### Written exercise
Search the material for "COMPARED" and show all lines that contain it.

### Collected data

*-*-*

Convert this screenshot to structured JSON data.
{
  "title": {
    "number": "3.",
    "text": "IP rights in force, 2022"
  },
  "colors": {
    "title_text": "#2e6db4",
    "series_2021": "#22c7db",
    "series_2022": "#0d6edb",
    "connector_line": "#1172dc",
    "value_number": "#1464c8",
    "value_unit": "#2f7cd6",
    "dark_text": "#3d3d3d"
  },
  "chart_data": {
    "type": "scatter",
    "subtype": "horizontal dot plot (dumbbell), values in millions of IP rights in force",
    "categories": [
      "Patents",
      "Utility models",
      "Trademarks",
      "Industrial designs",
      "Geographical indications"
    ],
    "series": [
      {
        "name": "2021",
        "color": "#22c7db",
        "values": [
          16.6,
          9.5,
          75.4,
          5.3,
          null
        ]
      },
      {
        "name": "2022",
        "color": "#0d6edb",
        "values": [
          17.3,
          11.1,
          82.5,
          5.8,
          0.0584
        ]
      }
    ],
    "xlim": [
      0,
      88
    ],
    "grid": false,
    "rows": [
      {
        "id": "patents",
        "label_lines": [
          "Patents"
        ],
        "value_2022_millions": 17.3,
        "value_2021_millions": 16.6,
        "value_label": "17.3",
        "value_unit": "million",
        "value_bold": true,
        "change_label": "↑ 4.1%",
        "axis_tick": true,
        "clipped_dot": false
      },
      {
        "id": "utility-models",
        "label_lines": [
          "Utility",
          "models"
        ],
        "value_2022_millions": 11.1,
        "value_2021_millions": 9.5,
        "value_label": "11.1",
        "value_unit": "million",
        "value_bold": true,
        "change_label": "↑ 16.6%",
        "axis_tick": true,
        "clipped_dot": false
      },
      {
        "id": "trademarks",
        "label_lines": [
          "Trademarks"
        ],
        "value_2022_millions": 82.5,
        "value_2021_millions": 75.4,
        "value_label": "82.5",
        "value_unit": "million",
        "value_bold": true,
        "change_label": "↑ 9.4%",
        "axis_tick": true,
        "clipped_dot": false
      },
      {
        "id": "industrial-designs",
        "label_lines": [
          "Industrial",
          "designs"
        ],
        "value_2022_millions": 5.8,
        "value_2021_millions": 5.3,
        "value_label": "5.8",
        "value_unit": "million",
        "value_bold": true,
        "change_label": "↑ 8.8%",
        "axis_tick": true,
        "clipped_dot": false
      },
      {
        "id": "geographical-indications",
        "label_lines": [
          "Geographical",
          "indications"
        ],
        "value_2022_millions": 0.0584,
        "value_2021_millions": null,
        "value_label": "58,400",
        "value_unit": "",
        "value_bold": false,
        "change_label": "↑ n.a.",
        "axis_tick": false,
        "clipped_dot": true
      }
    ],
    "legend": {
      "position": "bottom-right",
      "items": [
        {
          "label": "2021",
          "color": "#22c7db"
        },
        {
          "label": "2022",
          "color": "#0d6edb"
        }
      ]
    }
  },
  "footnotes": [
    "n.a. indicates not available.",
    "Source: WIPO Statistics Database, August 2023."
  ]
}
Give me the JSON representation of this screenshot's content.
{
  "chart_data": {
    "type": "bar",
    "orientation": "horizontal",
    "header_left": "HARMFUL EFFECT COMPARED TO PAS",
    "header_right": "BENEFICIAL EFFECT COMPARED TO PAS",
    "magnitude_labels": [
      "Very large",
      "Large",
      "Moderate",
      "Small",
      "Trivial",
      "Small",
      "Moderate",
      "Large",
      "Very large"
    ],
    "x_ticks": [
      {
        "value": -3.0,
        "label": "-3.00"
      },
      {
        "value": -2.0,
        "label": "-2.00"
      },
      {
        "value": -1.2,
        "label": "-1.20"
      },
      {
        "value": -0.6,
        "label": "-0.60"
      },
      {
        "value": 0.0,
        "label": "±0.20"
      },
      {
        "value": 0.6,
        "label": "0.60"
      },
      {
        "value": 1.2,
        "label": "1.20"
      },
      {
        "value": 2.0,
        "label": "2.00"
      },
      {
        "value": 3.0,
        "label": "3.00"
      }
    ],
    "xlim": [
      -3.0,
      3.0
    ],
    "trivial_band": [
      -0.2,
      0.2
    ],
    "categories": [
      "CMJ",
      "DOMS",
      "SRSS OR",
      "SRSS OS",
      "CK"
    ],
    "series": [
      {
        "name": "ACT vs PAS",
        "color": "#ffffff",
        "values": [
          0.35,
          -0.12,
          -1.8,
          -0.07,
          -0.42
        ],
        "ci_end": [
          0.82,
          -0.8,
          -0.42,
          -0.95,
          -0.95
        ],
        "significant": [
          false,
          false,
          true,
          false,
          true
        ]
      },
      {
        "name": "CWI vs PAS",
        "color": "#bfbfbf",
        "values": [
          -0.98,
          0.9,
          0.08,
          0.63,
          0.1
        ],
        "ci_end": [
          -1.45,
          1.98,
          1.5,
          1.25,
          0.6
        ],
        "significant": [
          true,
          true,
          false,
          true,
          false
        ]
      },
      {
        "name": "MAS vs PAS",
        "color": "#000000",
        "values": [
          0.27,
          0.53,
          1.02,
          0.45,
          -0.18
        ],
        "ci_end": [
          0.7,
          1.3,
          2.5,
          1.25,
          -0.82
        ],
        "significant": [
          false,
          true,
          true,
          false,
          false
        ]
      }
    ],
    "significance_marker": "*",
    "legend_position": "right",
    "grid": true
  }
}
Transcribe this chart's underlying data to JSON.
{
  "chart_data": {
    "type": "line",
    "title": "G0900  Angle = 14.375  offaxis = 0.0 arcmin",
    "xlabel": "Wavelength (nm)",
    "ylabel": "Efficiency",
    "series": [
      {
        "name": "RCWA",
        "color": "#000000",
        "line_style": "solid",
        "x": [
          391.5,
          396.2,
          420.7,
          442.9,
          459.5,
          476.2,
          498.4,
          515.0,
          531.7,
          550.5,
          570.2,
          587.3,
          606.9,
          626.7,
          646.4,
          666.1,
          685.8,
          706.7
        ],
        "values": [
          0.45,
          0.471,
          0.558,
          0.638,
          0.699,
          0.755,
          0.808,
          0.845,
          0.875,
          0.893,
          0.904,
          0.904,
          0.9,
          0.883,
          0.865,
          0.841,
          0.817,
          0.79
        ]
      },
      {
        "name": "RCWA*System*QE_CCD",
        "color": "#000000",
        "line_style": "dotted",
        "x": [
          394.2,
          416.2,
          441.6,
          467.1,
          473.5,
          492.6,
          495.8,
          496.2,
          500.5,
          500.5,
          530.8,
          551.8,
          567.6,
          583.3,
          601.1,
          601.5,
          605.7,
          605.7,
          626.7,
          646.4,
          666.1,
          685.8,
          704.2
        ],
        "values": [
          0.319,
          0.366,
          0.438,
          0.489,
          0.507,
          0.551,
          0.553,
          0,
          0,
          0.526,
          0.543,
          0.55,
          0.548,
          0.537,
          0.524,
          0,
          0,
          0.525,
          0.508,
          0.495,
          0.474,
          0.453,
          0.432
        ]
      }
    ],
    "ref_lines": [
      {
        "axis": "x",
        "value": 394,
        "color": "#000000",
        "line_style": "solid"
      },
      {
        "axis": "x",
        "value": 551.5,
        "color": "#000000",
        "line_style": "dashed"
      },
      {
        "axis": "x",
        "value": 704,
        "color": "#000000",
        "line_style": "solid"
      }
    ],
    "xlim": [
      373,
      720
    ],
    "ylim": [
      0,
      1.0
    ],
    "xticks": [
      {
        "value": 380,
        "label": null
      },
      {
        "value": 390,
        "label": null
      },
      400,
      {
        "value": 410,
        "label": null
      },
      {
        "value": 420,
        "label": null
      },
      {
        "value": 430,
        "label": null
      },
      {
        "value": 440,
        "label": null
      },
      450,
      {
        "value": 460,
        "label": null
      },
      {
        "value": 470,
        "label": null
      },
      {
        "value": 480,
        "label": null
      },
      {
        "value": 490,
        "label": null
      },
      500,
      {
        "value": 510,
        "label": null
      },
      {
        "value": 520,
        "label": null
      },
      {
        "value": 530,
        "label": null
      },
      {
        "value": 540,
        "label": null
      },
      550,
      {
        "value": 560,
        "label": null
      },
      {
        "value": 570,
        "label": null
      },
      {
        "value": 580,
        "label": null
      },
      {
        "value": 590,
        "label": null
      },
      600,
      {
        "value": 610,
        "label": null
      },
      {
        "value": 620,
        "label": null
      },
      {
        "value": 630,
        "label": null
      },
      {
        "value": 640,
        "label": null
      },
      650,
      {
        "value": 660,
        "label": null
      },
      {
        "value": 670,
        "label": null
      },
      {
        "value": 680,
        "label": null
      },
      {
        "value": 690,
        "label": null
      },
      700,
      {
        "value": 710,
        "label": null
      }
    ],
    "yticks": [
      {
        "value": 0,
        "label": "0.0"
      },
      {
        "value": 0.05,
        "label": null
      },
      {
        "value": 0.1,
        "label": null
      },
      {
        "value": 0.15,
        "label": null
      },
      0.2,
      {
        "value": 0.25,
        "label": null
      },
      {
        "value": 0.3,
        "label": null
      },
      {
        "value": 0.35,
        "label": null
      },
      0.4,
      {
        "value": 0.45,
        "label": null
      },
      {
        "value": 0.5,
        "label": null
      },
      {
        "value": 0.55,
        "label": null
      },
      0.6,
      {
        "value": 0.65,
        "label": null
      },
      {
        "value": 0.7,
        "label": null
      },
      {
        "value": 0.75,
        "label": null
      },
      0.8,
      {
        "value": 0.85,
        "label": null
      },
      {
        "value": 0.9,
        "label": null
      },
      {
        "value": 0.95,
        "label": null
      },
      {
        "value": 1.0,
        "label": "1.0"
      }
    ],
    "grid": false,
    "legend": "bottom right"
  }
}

*-*-*

### Response to the exercise
    "header_left": "HARMFUL EFFECT COMPARED TO PAS",
    "header_right": "BENEFICIAL EFFECT COMPARED TO PAS",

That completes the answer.